[The exercise]
Reproduce each line of the listing exactly.

* begin Entries shown *

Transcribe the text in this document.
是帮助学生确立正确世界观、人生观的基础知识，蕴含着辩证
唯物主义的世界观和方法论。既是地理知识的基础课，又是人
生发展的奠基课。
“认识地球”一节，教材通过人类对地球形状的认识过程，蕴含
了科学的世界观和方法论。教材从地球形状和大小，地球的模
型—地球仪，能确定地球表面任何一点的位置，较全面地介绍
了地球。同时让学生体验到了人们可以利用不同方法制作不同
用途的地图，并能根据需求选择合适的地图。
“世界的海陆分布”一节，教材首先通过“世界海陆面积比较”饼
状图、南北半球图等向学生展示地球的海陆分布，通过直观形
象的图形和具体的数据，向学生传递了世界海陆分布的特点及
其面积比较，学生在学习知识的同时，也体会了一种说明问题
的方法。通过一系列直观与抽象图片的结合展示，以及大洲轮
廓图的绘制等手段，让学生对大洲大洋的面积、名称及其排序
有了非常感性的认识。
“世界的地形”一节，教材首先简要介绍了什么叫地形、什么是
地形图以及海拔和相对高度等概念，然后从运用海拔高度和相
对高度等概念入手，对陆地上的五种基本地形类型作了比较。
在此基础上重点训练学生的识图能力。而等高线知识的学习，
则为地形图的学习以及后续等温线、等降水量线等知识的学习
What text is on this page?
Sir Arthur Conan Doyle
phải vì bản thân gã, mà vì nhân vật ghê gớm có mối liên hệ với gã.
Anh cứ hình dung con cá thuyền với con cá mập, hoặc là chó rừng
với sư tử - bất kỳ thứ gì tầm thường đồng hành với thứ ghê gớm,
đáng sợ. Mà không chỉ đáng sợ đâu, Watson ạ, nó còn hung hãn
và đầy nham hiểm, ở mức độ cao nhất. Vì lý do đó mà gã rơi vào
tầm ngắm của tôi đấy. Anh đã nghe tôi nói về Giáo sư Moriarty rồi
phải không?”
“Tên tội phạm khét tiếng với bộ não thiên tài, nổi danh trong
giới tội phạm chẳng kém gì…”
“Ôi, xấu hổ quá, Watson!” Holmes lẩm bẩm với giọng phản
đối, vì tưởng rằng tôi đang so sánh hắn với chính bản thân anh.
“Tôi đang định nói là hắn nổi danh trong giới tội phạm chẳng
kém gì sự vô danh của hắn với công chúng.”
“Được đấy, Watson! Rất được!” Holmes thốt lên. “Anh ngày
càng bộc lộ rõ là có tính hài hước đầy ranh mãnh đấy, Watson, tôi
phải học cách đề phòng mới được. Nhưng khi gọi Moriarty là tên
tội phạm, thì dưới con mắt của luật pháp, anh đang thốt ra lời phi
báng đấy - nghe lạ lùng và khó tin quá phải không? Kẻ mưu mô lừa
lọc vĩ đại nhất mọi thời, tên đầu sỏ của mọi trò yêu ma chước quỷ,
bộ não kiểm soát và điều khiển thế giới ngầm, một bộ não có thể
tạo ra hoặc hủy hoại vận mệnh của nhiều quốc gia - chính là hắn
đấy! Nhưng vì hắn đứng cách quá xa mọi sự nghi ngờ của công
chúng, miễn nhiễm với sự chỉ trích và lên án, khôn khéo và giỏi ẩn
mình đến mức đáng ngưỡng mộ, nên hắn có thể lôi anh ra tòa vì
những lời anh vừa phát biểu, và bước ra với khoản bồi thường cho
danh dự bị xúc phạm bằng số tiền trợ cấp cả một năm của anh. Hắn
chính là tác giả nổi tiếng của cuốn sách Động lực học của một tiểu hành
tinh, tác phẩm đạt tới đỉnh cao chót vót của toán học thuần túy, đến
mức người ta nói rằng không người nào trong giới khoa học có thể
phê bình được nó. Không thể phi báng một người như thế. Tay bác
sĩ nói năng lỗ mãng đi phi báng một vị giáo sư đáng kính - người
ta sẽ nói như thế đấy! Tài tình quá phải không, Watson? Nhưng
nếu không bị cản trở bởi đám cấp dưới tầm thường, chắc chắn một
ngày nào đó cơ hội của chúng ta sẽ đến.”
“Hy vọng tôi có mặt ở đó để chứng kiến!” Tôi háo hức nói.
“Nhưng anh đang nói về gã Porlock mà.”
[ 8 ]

* end Entries shown *

[Worked solution]
Transcribe the text in this document.
是帮助学生确立正确世界观、人生观的基础知识，蕴含着辩证
唯物主义的世界观和方法论。既是地理知识的基础课，又是人
生发展的奠基课。
“认识地球”一节，教材通过人类对地球形状的认识过程，蕴含
了科学的世界观和方法论。教材从地球形状和大小，地球的模
型—地球仪，能确定地球表面任何一点的位置，较全面地介绍
了地球。同时让学生体验到了人们可以利用不同方法制作不同
用途的地图，并能根据需求选择合适的地图。
“世界的海陆分布”一节，教材首先通过“世界海陆面积比较”饼
状图、南北半球图等向学生展示地球的海陆分布，通过直观形
象的图形和具体的数据，向学生传递了世界海陆分布的特点及
其面积比较，学生在学习知识的同时，也体会了一种说明问题
的方法。通过一系列直观与抽象图片的结合展示，以及大洲轮
廓图的绘制等手段，让学生对大洲大洋的面积、名称及其排序
有了非常感性的认识。
“世界的地形”一节，教材首先简要介绍了什么叫地形、什么是
地形图以及海拔和相对高度等概念，然后从运用海拔高度和相
对高度等概念入手，对陆地上的五种基本地形类型作了比较。
在此基础上重点训练学生的识图能力。而等高线知识的学习，
则为地形图的学习以及后续等温线、等降水量线等知识的学习
What text is on this page?
Sir Arthur Conan Doyle
phải vì bản thân gã, mà vì nhân vật ghê gớm có mối liên hệ với gã.
Anh cứ hình dung con cá thuyền với con cá mập, hoặc là chó rừng
với sư tử - bất kỳ thứ gì tầm thường đồng hành với thứ ghê gớm,
đáng sợ. Mà không chỉ đáng sợ đâu, Watson ạ, nó còn hung hãn
và đầy nham hiểm, ở mức độ cao nhất. Vì lý do đó mà gã rơi vào
tầm ngắm của tôi đấy. Anh đã nghe tôi nói về Giáo sư Moriarty rồi
phải không?”
“Tên tội phạm khét tiếng với bộ não thiên tài, nổi danh trong
giới tội phạm chẳng kém gì…”
“Ôi, xấu hổ quá, Watson!” Holmes lẩm bẩm với giọng phản
đối, vì tưởng rằng tôi đang so sánh hắn với chính bản thân anh.
“Tôi đang định nói là hắn nổi danh trong giới tội phạm chẳng
kém gì sự vô danh của hắn với công chúng.”
“Được đấy, Watson! Rất được!” Holmes thốt lên. “Anh ngày
càng bộc lộ rõ là có tính hài hước đầy ranh mãnh đấy, Watson, tôi
phải học cách đề phòng mới được. Nhưng khi gọi Moriarty là tên
tội phạm, thì dưới con mắt của luật pháp, anh đang thốt ra lời phi
báng đấy - nghe lạ lùng và khó tin quá phải không? Kẻ mưu mô lừa
lọc vĩ đại nhất mọi thời, tên đầu sỏ của mọi trò yêu ma chước quỷ,
bộ não kiểm soát và điều khiển thế giới ngầm, một bộ não có thể
tạo ra hoặc hủy hoại vận mệnh của nhiều quốc gia - chính là hắn
đấy! Nhưng vì hắn đứng cách quá xa mọi sự nghi ngờ của công
chúng, miễn nhiễm với sự chỉ trích và lên án, khôn khéo và giỏi ẩn
mình đến mức đáng ngưỡng mộ, nên hắn có thể lôi anh ra tòa vì
những lời anh vừa phát biểu, và bước ra với khoản bồi thường cho
danh dự bị xúc phạm bằng số tiền trợ cấp cả một năm của anh. Hắn
chính là tác giả nổi tiếng của cuốn sách Động lực học của một tiểu hành
tinh, tác phẩm đạt tới đỉnh cao chót vót của toán học thuần túy, đến
mức người ta nói rằng không người nào trong giới khoa học có thể
phê bình được nó. Không thể phi báng một người như thế. Tay bác
sĩ nói năng lỗ mãng đi phi báng một vị giáo sư đáng kính - người
ta sẽ nói như thế đấy! Tài tình quá phải không, Watson? Nhưng
nếu không bị cản trở bởi đám cấp dưới tầm thường, chắc chắn một
ngày nào đó cơ hội của chúng ta sẽ đến.”
“Hy vọng tôi có mặt ở đó để chứng kiến!” Tôi háo hức nói.
“Nhưng anh đang nói về gã Porlock mà.”
[ 8 ]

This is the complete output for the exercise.